Johnson's Ethics Adviser Quit Over Protectionist Trade Plan, Letter Reveals
13:51 GMT 16.06.2022 (Updated: 15:19 GMT 28.05.2023)
Lord Geidt's resignation letter did not mention details of the plan in question, but Johnson's reply clarified that the issue was to do with the Trade Remedies Authority, a body which recommends tariffs and other measures to prevent harm to UK industries from unfair trading practices or surges in imports.
Boris Johnson's advisor on public standards has resigned over protectionist trade measures he claimed might breach the Ministerial Code of conduct.
Downing Street published Lord Christopher Geidt's
resignation letter, dated Wednesday, on Thursday afternoon.
Geidt complained that he had been "tasked to offer a view about the government's intention to consider measures which risk a deliberate and purposeful breach of the Ministerial Code."
He said the request had had placed him in an "impossible and odious position".
"The idea that a prime minister might to any degree be in the business of deliberately breaching his own code is an affront," Geidt wrote.
"A deliberate breach, or even an intention to do so, would be to suspend the provisions of the code to suit a political end," he said. "I can have no part in this."
Geidt's letter did not mention details of the plan in question, but Johnson's reply clarified that the issue was to do with the Trade Remedies Authority (TRA), which identifies tariffs and other measures to prevent harm to UK industries from unfair trading practices or surges in imports.
Johnson wrote back to Geidt stressing that he sought his advice "on a crucial industry, which is protected in other European countries and would suffer material harm if we do not continue to apply such tariffs."
The PM said the tariffs would be in line with UK law but might face the accusation of breaking the country's World Trade Organisation obligations.
"In seeking your advice before any decision was taken, I was looking to ensure we acted properly with due regard to the Ministerial code," he wrote.
A statement by the TRA
said the case "to which the letter appears to refer was ‘called in’ by the Government earlier this year, meaning that the Government holds full decision-making authority in relation to the case." It added that the body had already made a report on the matter to trade secretary Anne-Marie Trevelyan on June 1.

### Dataset

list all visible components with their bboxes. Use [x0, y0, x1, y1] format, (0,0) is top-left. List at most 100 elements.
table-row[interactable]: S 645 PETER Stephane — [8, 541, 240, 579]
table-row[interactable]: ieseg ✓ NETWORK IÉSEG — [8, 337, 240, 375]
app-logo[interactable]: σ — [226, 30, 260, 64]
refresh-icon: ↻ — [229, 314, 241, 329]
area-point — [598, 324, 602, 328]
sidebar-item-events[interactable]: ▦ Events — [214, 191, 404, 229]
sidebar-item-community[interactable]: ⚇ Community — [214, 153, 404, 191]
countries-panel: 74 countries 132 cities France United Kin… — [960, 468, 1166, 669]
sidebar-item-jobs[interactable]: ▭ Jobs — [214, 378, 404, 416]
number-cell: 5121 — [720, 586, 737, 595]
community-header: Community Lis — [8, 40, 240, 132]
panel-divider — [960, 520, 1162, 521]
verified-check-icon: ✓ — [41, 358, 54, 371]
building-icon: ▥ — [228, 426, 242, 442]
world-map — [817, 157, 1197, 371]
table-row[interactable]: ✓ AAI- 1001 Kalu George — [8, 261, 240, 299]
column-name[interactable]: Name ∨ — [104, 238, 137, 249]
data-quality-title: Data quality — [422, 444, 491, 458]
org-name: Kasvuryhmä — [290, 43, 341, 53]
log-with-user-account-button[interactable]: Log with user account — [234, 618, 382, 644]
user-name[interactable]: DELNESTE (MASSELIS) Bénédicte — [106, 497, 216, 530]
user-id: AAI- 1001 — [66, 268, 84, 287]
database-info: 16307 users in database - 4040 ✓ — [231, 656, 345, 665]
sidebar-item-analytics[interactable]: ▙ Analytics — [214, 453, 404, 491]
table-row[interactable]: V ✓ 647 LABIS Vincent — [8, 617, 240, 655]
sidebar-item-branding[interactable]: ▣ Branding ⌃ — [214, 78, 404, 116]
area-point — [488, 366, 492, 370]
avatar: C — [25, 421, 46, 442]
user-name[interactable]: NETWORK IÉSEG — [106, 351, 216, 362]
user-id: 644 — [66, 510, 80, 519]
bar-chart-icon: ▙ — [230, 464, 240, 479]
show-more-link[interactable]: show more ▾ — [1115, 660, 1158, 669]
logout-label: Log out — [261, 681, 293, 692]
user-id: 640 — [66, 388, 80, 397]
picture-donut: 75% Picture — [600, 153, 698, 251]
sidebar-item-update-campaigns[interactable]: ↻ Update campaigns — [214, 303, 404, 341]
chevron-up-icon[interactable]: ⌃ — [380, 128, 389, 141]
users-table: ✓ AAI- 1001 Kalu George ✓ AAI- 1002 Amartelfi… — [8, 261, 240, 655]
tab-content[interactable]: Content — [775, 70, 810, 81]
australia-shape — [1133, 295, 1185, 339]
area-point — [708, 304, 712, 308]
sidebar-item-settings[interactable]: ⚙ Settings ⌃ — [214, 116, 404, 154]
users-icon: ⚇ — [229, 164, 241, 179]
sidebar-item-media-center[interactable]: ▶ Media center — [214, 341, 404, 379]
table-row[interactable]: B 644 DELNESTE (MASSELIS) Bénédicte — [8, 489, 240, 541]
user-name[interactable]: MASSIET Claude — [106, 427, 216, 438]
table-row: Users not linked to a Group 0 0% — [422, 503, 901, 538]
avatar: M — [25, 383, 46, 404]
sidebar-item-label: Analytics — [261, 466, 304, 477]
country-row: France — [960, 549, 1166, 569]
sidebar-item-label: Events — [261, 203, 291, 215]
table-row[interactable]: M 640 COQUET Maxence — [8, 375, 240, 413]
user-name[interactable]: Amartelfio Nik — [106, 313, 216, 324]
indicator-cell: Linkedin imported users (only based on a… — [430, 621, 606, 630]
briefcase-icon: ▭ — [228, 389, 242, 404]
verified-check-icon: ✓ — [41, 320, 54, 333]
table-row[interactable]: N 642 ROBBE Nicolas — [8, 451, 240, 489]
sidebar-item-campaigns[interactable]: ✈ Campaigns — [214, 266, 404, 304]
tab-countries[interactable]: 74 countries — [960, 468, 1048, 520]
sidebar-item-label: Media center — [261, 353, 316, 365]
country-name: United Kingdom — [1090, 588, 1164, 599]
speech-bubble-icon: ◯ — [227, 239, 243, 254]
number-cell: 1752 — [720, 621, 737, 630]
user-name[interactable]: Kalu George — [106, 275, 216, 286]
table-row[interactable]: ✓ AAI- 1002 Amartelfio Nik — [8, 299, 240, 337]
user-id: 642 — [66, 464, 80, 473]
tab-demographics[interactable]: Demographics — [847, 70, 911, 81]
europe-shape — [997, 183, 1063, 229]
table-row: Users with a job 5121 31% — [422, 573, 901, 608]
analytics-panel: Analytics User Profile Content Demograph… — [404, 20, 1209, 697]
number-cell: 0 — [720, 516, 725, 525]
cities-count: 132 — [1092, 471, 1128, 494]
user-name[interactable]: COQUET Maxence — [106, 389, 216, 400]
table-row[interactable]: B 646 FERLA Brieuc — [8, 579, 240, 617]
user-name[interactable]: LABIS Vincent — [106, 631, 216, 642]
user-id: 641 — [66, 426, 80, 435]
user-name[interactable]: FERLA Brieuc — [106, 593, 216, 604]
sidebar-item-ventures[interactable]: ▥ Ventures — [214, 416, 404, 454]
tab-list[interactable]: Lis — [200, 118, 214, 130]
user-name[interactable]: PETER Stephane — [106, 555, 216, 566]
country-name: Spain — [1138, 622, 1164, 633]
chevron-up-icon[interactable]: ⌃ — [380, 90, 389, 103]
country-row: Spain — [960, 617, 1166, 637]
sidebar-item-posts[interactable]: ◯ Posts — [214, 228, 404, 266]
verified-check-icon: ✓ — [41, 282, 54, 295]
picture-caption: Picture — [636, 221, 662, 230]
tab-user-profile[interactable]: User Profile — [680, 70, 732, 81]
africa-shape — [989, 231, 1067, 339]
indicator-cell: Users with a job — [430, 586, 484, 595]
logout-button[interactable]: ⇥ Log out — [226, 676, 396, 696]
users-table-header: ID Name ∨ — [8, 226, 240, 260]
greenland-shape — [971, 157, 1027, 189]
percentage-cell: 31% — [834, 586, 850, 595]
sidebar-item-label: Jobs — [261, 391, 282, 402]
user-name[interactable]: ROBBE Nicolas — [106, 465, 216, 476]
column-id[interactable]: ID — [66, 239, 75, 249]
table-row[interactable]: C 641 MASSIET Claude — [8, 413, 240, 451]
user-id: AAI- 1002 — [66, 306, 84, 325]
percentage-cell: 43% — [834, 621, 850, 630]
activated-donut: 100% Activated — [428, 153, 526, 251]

### What to do
Answer these from the article on Lord Geidt's resignation:
(a) What kind of position did Geidt say the request had placed him in?
(b) According to Johnson, what obligations might the tariffs be accused of breaking?
(c) On what date did the TRA make its report to trade secretary Anne-Marie Trevelyan?
Rely only on the article for your answers.

### Task solution
(a) An "impossible and odious position."
(b) The country's World Trade Organisation obligations.
(c) June 1.